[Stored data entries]
<<<<
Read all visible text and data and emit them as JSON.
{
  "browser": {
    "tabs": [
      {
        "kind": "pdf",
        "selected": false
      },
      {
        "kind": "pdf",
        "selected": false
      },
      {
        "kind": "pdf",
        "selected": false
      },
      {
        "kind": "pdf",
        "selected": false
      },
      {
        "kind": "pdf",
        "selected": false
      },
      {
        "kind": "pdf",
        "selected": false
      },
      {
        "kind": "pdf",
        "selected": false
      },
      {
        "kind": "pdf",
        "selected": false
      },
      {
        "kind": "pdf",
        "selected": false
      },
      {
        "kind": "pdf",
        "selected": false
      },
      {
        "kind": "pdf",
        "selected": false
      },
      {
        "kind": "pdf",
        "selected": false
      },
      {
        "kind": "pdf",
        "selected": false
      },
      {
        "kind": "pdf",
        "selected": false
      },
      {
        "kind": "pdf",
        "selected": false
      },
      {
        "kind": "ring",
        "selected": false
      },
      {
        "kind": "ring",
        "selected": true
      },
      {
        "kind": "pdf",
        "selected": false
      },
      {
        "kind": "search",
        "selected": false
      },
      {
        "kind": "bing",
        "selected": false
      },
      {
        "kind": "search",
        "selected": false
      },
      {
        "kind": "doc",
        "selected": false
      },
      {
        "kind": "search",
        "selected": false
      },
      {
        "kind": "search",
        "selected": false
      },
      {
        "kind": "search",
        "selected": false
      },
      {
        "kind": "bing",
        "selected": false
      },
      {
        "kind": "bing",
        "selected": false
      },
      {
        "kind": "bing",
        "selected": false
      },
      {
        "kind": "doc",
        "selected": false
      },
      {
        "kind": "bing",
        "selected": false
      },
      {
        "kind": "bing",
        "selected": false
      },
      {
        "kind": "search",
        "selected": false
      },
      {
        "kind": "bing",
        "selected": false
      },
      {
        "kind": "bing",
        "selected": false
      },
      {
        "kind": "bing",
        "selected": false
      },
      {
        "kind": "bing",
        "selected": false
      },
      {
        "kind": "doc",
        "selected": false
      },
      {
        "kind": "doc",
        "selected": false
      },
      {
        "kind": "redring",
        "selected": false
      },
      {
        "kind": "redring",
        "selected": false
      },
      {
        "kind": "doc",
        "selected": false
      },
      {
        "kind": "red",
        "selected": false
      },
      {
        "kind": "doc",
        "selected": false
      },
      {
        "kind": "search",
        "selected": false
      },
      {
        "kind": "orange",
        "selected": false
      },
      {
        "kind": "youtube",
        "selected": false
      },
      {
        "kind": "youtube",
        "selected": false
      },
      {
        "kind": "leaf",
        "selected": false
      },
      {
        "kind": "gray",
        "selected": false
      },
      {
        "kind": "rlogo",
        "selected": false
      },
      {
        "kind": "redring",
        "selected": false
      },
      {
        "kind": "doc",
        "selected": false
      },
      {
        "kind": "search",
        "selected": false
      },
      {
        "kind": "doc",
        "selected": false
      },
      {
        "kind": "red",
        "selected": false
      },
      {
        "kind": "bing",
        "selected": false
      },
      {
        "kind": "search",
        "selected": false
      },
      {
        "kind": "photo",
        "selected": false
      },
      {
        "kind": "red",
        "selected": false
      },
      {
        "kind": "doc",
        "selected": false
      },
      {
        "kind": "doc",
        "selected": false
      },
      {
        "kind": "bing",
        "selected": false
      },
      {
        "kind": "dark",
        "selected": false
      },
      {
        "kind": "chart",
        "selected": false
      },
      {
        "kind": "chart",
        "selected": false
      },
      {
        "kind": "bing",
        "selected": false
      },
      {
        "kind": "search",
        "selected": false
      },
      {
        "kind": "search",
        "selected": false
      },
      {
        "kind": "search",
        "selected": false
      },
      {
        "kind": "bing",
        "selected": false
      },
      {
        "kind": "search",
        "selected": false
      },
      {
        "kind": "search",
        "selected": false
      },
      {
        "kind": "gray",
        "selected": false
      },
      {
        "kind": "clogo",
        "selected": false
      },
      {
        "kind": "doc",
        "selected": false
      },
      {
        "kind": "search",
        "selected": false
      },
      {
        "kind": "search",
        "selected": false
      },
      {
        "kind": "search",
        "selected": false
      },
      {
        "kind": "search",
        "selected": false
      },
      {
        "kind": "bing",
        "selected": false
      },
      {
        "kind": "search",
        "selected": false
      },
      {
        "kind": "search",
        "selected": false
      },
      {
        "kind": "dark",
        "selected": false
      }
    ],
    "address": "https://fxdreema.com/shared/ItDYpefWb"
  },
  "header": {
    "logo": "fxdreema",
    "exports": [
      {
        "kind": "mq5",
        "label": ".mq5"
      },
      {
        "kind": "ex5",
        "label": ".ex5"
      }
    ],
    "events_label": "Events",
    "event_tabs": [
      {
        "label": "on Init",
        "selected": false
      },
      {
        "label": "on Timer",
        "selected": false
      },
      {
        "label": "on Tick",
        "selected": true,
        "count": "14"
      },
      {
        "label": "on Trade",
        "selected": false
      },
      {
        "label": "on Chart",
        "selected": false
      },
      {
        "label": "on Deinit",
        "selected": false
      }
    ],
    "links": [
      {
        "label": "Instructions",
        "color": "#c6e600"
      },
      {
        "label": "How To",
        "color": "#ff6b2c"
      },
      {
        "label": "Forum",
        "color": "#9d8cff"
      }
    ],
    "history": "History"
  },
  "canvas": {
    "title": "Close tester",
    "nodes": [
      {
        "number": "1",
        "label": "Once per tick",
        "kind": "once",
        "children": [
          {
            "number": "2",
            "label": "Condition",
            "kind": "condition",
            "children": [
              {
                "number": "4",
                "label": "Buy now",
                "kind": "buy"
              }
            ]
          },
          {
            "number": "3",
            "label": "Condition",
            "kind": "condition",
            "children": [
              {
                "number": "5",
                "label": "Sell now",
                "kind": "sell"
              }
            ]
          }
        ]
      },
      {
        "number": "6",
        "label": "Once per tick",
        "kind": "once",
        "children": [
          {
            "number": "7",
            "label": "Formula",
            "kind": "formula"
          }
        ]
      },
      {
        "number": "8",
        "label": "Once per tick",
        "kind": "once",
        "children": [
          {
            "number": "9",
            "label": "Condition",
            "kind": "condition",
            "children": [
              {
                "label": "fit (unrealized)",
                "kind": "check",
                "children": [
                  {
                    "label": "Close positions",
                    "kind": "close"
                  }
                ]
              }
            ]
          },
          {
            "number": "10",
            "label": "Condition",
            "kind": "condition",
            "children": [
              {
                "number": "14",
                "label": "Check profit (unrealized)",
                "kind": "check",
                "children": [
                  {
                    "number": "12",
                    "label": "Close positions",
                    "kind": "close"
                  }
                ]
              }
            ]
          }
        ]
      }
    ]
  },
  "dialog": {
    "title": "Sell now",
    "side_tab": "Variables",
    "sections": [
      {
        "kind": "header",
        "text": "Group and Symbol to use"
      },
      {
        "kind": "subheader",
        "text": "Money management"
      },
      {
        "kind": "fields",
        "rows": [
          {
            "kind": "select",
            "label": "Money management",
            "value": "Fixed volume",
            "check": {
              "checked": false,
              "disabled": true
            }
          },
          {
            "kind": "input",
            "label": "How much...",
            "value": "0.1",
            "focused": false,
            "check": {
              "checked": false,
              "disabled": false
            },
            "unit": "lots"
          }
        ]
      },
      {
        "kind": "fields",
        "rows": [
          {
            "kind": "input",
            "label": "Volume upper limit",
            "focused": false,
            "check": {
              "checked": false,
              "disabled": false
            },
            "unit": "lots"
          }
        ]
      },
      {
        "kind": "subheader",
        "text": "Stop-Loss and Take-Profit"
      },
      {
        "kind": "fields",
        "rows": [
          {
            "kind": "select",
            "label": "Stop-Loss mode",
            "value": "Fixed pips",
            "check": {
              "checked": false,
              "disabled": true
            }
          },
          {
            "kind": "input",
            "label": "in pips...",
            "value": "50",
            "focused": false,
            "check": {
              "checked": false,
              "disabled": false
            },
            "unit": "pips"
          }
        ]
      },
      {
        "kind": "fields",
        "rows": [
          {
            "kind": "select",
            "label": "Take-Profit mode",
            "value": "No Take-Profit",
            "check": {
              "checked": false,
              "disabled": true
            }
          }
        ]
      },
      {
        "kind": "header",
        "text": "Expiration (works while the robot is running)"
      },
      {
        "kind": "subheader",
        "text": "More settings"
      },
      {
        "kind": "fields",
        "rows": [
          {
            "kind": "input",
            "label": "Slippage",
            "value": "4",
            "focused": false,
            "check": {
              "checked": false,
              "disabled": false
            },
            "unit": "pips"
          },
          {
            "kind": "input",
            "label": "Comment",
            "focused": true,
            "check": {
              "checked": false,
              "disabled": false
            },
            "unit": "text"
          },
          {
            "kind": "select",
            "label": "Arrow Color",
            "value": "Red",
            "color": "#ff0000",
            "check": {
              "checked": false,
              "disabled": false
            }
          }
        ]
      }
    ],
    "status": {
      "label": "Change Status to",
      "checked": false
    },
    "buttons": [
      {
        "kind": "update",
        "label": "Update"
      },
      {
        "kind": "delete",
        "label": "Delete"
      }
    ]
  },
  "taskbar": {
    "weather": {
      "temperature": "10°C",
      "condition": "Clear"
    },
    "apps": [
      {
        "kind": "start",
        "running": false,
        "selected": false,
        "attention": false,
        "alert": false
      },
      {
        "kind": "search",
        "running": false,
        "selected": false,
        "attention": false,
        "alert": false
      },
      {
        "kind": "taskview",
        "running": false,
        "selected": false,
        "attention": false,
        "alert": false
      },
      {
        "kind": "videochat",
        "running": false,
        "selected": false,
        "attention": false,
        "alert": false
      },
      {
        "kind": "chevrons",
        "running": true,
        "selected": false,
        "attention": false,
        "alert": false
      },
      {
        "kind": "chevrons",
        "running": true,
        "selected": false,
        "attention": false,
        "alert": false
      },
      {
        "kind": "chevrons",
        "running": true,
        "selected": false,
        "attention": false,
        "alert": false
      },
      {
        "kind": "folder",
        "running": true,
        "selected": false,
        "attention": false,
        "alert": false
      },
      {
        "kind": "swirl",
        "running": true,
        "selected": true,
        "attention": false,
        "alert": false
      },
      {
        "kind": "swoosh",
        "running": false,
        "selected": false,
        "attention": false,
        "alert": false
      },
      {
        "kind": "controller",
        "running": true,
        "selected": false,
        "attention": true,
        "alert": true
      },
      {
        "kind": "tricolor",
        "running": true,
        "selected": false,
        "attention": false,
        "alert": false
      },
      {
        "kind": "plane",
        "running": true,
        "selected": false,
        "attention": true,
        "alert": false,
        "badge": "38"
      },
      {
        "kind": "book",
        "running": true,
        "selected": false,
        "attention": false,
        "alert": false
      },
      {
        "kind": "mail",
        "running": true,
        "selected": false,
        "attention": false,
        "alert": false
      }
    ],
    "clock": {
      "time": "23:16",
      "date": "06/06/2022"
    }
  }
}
>>>>
▶ Stated problem: Within the data above, pick out all lines holding the word "Money".

▶ Exercise output:
        "text": "Money management"
            "label": "Money management",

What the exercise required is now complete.